--- START ---

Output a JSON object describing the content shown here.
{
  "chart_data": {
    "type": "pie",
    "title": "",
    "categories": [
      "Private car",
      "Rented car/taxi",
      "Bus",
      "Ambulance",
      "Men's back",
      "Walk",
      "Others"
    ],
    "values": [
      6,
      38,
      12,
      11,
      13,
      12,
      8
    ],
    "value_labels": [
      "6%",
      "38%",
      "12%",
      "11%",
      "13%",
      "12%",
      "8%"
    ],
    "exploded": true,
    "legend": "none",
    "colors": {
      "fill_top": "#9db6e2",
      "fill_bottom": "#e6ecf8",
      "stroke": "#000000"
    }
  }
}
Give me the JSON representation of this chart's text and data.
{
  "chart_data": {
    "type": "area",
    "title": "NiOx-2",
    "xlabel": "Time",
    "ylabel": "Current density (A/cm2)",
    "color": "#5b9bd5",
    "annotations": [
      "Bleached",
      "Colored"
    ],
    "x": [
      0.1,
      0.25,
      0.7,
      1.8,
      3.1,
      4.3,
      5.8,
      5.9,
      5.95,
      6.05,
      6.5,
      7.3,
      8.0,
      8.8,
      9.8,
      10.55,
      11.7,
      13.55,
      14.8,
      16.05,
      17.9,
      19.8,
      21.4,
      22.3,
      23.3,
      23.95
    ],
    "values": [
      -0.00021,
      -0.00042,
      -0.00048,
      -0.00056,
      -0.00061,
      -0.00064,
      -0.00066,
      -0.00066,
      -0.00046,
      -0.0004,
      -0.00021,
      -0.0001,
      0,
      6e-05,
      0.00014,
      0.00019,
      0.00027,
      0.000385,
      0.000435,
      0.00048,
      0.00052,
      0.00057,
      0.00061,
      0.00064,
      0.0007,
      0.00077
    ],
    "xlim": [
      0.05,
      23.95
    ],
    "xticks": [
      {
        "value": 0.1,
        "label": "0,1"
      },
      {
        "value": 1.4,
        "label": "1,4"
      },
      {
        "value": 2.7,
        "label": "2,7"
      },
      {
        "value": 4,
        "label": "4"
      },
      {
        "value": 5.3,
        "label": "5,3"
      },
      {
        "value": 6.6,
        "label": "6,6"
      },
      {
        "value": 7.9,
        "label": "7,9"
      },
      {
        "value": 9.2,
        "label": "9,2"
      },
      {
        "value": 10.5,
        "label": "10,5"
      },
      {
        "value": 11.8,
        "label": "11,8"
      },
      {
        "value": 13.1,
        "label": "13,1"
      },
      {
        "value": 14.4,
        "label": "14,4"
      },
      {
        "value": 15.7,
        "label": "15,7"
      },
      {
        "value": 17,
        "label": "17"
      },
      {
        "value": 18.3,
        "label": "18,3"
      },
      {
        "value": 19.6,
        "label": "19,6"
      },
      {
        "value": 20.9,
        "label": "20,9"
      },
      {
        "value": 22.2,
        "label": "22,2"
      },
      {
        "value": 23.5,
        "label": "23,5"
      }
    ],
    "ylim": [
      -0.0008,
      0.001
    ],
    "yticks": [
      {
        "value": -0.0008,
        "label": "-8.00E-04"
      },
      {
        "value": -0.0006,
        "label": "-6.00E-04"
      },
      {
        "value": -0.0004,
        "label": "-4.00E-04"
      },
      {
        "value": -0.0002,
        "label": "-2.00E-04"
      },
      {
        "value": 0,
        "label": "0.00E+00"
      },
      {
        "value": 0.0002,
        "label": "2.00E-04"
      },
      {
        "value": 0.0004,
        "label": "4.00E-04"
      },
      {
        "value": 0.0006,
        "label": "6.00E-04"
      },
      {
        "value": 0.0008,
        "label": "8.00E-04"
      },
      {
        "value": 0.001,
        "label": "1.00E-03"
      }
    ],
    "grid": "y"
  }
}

--- END ---

EXERCISE INSTRUCTIONS — Reproduce the entries above exactly.

REPLY —
Output a JSON object describing the content shown here.
{
  "chart_data": {
    "type": "pie",
    "title": "",
    "categories": [
      "Private car",
      "Rented car/taxi",
      "Bus",
      "Ambulance",
      "Men's back",
      "Walk",
      "Others"
    ],
    "values": [
      6,
      38,
      12,
      11,
      13,
      12,
      8
    ],
    "value_labels": [
      "6%",
      "38%",
      "12%",
      "11%",
      "13%",
      "12%",
      "8%"
    ],
    "exploded": true,
    "legend": "none",
    "colors": {
      "fill_top": "#9db6e2",
      "fill_bottom": "#e6ecf8",
      "stroke": "#000000"
    }
  }
}
Give me the JSON representation of this chart's text and data.
{
  "chart_data": {
    "type": "area",
    "title": "NiOx-2",
    "xlabel": "Time",
    "ylabel": "Current density (A/cm2)",
    "color": "#5b9bd5",
    "annotations": [
      "Bleached",
      "Colored"
    ],
    "x": [
      0.1,
      0.25,
      0.7,
      1.8,
      3.1,
      4.3,
      5.8,
      5.9,
      5.95,
      6.05,
      6.5,
      7.3,
      8.0,
      8.8,
      9.8,
      10.55,
      11.7,
      13.55,
      14.8,
      16.05,
      17.9,
      19.8,
      21.4,
      22.3,
      23.3,
      23.95
    ],
    "values": [
      -0.00021,
      -0.00042,
      -0.00048,
      -0.00056,
      -0.00061,
      -0.00064,
      -0.00066,
      -0.00066,
      -0.00046,
      -0.0004,
      -0.00021,
      -0.0001,
      0,
      6e-05,
      0.00014,
      0.00019,
      0.00027,
      0.000385,
      0.000435,
      0.00048,
      0.00052,
      0.00057,
      0.00061,
      0.00064,
      0.0007,
      0.00077
    ],
    "xlim": [
      0.05,
      23.95
    ],
    "xticks": [
      {
        "value": 0.1,
        "label": "0,1"
      },
      {
        "value": 1.4,
        "label": "1,4"
      },
      {
        "value": 2.7,
        "label": "2,7"
      },
      {
        "value": 4,
        "label": "4"
      },
      {
        "value": 5.3,
        "label": "5,3"
      },
      {
        "value": 6.6,
        "label": "6,6"
      },
      {
        "value": 7.9,
        "label": "7,9"
      },
      {
        "value": 9.2,
        "label": "9,2"
      },
      {
        "value": 10.5,
        "label": "10,5"
      },
      {
        "value": 11.8,
        "label": "11,8"
      },
      {
        "value": 13.1,
        "label": "13,1"
      },
      {
        "value": 14.4,
        "label": "14,4"
      },
      {
        "value": 15.7,
        "label": "15,7"
      },
      {
        "value": 17,
        "label": "17"
      },
      {
        "value": 18.3,
        "label": "18,3"
      },
      {
        "value": 19.6,
        "label": "19,6"
      },
      {
        "value": 20.9,
        "label": "20,9"
      },
      {
        "value": 22.2,
        "label": "22,2"
      },
      {
        "value": 23.5,
        "label": "23,5"
      }
    ],
    "ylim": [
      -0.0008,
      0.001
    ],
    "yticks": [
      {
        "value": -0.0008,
        "label": "-8.00E-04"
      },
      {
        "value": -0.0006,
        "label": "-6.00E-04"
      },
      {
        "value": -0.0004,
        "label": "-4.00E-04"
      },
      {
        "value": -0.0002,
        "label": "-2.00E-04"
      },
      {
        "value": 0,
        "label": "0.00E+00"
      },
      {
        "value": 0.0002,
        "label": "2.00E-04"
      },
      {
        "value": 0.0004,
        "label": "4.00E-04"
      },
      {
        "value": 0.0006,
        "label": "6.00E-04"
      },
      {
        "value": 0.0008,
        "label": "8.00E-04"
      },
      {
        "value": 0.001,
        "label": "1.00E-03"
      }
    ],
    "grid": "y"
  }
}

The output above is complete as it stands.